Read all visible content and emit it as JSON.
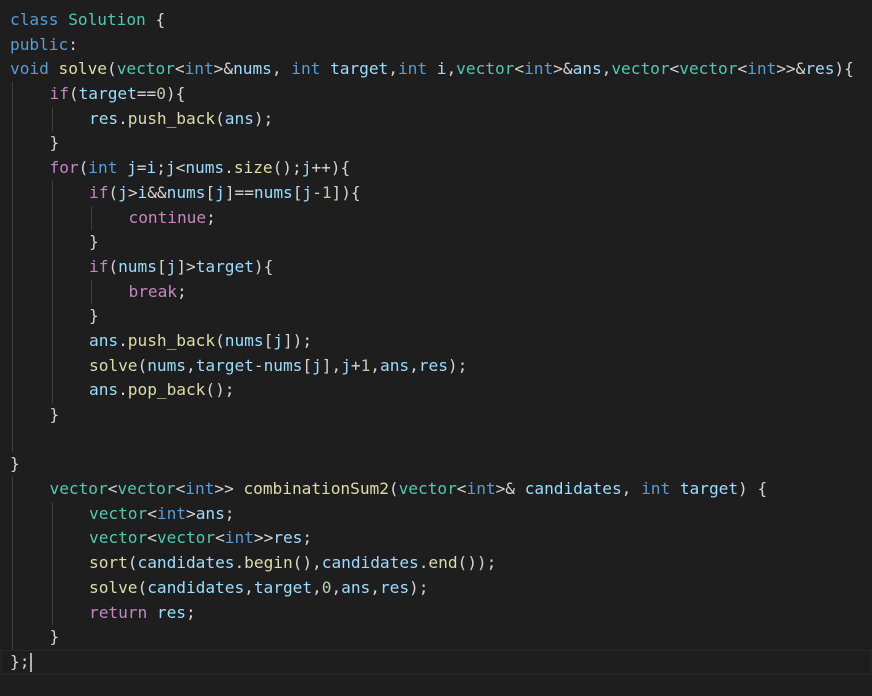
{
  "editor": {
    "language": "cpp",
    "cursor_line": 27,
    "lines": [
      {
        "indent": 0,
        "tokens": [
          [
            "kw",
            "class"
          ],
          [
            "plain",
            " "
          ],
          [
            "type",
            "Solution"
          ],
          [
            "plain",
            " {"
          ]
        ]
      },
      {
        "indent": 0,
        "tokens": [
          [
            "kw",
            "public"
          ],
          [
            "plain",
            ":"
          ]
        ]
      },
      {
        "indent": 0,
        "tokens": [
          [
            "kw",
            "void"
          ],
          [
            "plain",
            " "
          ],
          [
            "fn",
            "solve"
          ],
          [
            "plain",
            "("
          ],
          [
            "type",
            "vector"
          ],
          [
            "plain",
            "<"
          ],
          [
            "kw",
            "int"
          ],
          [
            "plain",
            ">&"
          ],
          [
            "var",
            "nums"
          ],
          [
            "plain",
            ", "
          ],
          [
            "kw",
            "int"
          ],
          [
            "plain",
            " "
          ],
          [
            "var",
            "target"
          ],
          [
            "plain",
            ","
          ],
          [
            "kw",
            "int"
          ],
          [
            "plain",
            " "
          ],
          [
            "var",
            "i"
          ],
          [
            "plain",
            ","
          ],
          [
            "type",
            "vector"
          ],
          [
            "plain",
            "<"
          ],
          [
            "kw",
            "int"
          ],
          [
            "plain",
            ">&"
          ],
          [
            "var",
            "ans"
          ],
          [
            "plain",
            ","
          ],
          [
            "type",
            "vector"
          ],
          [
            "plain",
            "<"
          ],
          [
            "type",
            "vector"
          ],
          [
            "plain",
            "<"
          ],
          [
            "kw",
            "int"
          ],
          [
            "plain",
            ">>&"
          ],
          [
            "var",
            "res"
          ],
          [
            "plain",
            "){"
          ]
        ]
      },
      {
        "indent": 1,
        "tokens": [
          [
            "ctl",
            "if"
          ],
          [
            "plain",
            "("
          ],
          [
            "var",
            "target"
          ],
          [
            "plain",
            "=="
          ],
          [
            "num",
            "0"
          ],
          [
            "plain",
            "){"
          ]
        ]
      },
      {
        "indent": 2,
        "tokens": [
          [
            "var",
            "res"
          ],
          [
            "plain",
            "."
          ],
          [
            "fn",
            "push_back"
          ],
          [
            "plain",
            "("
          ],
          [
            "var",
            "ans"
          ],
          [
            "plain",
            ");"
          ]
        ]
      },
      {
        "indent": 1,
        "tokens": [
          [
            "plain",
            "}"
          ]
        ]
      },
      {
        "indent": 1,
        "tokens": [
          [
            "ctl",
            "for"
          ],
          [
            "plain",
            "("
          ],
          [
            "kw",
            "int"
          ],
          [
            "plain",
            " "
          ],
          [
            "var",
            "j"
          ],
          [
            "plain",
            "="
          ],
          [
            "var",
            "i"
          ],
          [
            "plain",
            ";"
          ],
          [
            "var",
            "j"
          ],
          [
            "plain",
            "<"
          ],
          [
            "var",
            "nums"
          ],
          [
            "plain",
            "."
          ],
          [
            "fn",
            "size"
          ],
          [
            "plain",
            "();"
          ],
          [
            "var",
            "j"
          ],
          [
            "plain",
            "++){"
          ]
        ]
      },
      {
        "indent": 2,
        "tokens": [
          [
            "ctl",
            "if"
          ],
          [
            "plain",
            "("
          ],
          [
            "var",
            "j"
          ],
          [
            "plain",
            ">"
          ],
          [
            "var",
            "i"
          ],
          [
            "plain",
            "&&"
          ],
          [
            "var",
            "nums"
          ],
          [
            "plain",
            "["
          ],
          [
            "var",
            "j"
          ],
          [
            "plain",
            "]=="
          ],
          [
            "var",
            "nums"
          ],
          [
            "plain",
            "["
          ],
          [
            "var",
            "j"
          ],
          [
            "plain",
            "-"
          ],
          [
            "num",
            "1"
          ],
          [
            "plain",
            "]){"
          ]
        ]
      },
      {
        "indent": 3,
        "tokens": [
          [
            "ctl",
            "continue"
          ],
          [
            "plain",
            ";"
          ]
        ]
      },
      {
        "indent": 2,
        "tokens": [
          [
            "plain",
            "}"
          ]
        ]
      },
      {
        "indent": 2,
        "tokens": [
          [
            "ctl",
            "if"
          ],
          [
            "plain",
            "("
          ],
          [
            "var",
            "nums"
          ],
          [
            "plain",
            "["
          ],
          [
            "var",
            "j"
          ],
          [
            "plain",
            "]>"
          ],
          [
            "var",
            "target"
          ],
          [
            "plain",
            "){"
          ]
        ]
      },
      {
        "indent": 3,
        "tokens": [
          [
            "ctl",
            "break"
          ],
          [
            "plain",
            ";"
          ]
        ]
      },
      {
        "indent": 2,
        "tokens": [
          [
            "plain",
            "}"
          ]
        ]
      },
      {
        "indent": 2,
        "tokens": [
          [
            "var",
            "ans"
          ],
          [
            "plain",
            "."
          ],
          [
            "fn",
            "push_back"
          ],
          [
            "plain",
            "("
          ],
          [
            "var",
            "nums"
          ],
          [
            "plain",
            "["
          ],
          [
            "var",
            "j"
          ],
          [
            "plain",
            "]);"
          ]
        ]
      },
      {
        "indent": 2,
        "tokens": [
          [
            "fn",
            "solve"
          ],
          [
            "plain",
            "("
          ],
          [
            "var",
            "nums"
          ],
          [
            "plain",
            ","
          ],
          [
            "var",
            "target"
          ],
          [
            "plain",
            "-"
          ],
          [
            "var",
            "nums"
          ],
          [
            "plain",
            "["
          ],
          [
            "var",
            "j"
          ],
          [
            "plain",
            "],"
          ],
          [
            "var",
            "j"
          ],
          [
            "plain",
            "+"
          ],
          [
            "num",
            "1"
          ],
          [
            "plain",
            ","
          ],
          [
            "var",
            "ans"
          ],
          [
            "plain",
            ","
          ],
          [
            "var",
            "res"
          ],
          [
            "plain",
            ");"
          ]
        ]
      },
      {
        "indent": 2,
        "tokens": [
          [
            "var",
            "ans"
          ],
          [
            "plain",
            "."
          ],
          [
            "fn",
            "pop_back"
          ],
          [
            "plain",
            "();"
          ]
        ]
      },
      {
        "indent": 1,
        "tokens": [
          [
            "plain",
            "}"
          ]
        ]
      },
      {
        "indent": 0,
        "guides": 1,
        "tokens": []
      },
      {
        "indent": 0,
        "tokens": [
          [
            "plain",
            "}"
          ]
        ]
      },
      {
        "indent": 1,
        "tokens": [
          [
            "type",
            "vector"
          ],
          [
            "plain",
            "<"
          ],
          [
            "type",
            "vector"
          ],
          [
            "plain",
            "<"
          ],
          [
            "kw",
            "int"
          ],
          [
            "plain",
            ">> "
          ],
          [
            "fn",
            "combinationSum2"
          ],
          [
            "plain",
            "("
          ],
          [
            "type",
            "vector"
          ],
          [
            "plain",
            "<"
          ],
          [
            "kw",
            "int"
          ],
          [
            "plain",
            ">& "
          ],
          [
            "var",
            "candidates"
          ],
          [
            "plain",
            ", "
          ],
          [
            "kw",
            "int"
          ],
          [
            "plain",
            " "
          ],
          [
            "var",
            "target"
          ],
          [
            "plain",
            ") {"
          ]
        ]
      },
      {
        "indent": 2,
        "tokens": [
          [
            "type",
            "vector"
          ],
          [
            "plain",
            "<"
          ],
          [
            "kw",
            "int"
          ],
          [
            "plain",
            ">"
          ],
          [
            "var",
            "ans"
          ],
          [
            "plain",
            ";"
          ]
        ]
      },
      {
        "indent": 2,
        "tokens": [
          [
            "type",
            "vector"
          ],
          [
            "plain",
            "<"
          ],
          [
            "type",
            "vector"
          ],
          [
            "plain",
            "<"
          ],
          [
            "kw",
            "int"
          ],
          [
            "plain",
            ">>"
          ],
          [
            "var",
            "res"
          ],
          [
            "plain",
            ";"
          ]
        ]
      },
      {
        "indent": 2,
        "tokens": [
          [
            "fn",
            "sort"
          ],
          [
            "plain",
            "("
          ],
          [
            "var",
            "candidates"
          ],
          [
            "plain",
            "."
          ],
          [
            "fn",
            "begin"
          ],
          [
            "plain",
            "(),"
          ],
          [
            "var",
            "candidates"
          ],
          [
            "plain",
            "."
          ],
          [
            "fn",
            "end"
          ],
          [
            "plain",
            "());"
          ]
        ]
      },
      {
        "indent": 2,
        "tokens": [
          [
            "fn",
            "solve"
          ],
          [
            "plain",
            "("
          ],
          [
            "var",
            "candidates"
          ],
          [
            "plain",
            ","
          ],
          [
            "var",
            "target"
          ],
          [
            "plain",
            ","
          ],
          [
            "num",
            "0"
          ],
          [
            "plain",
            ","
          ],
          [
            "var",
            "ans"
          ],
          [
            "plain",
            ","
          ],
          [
            "var",
            "res"
          ],
          [
            "plain",
            ");"
          ]
        ]
      },
      {
        "indent": 2,
        "tokens": [
          [
            "ctl",
            "return"
          ],
          [
            "plain",
            " "
          ],
          [
            "var",
            "res"
          ],
          [
            "plain",
            ";"
          ]
        ]
      },
      {
        "indent": 1,
        "tokens": [
          [
            "plain",
            "}"
          ]
        ]
      },
      {
        "indent": 0,
        "tokens": [
          [
            "plain",
            "};"
          ]
        ]
      }
    ]
  }
}
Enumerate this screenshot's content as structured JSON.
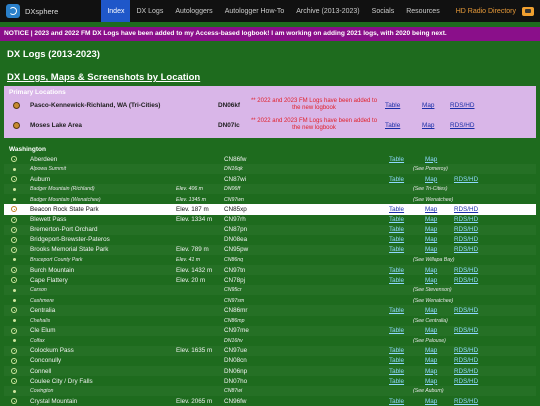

=-=-=

■ **Challenge**
Report each line in the data that holds the word "JSON".

■ **Written reply**
Read all visible content and emit it as JSON.
Enumerate this screenshot's content as structured JSON.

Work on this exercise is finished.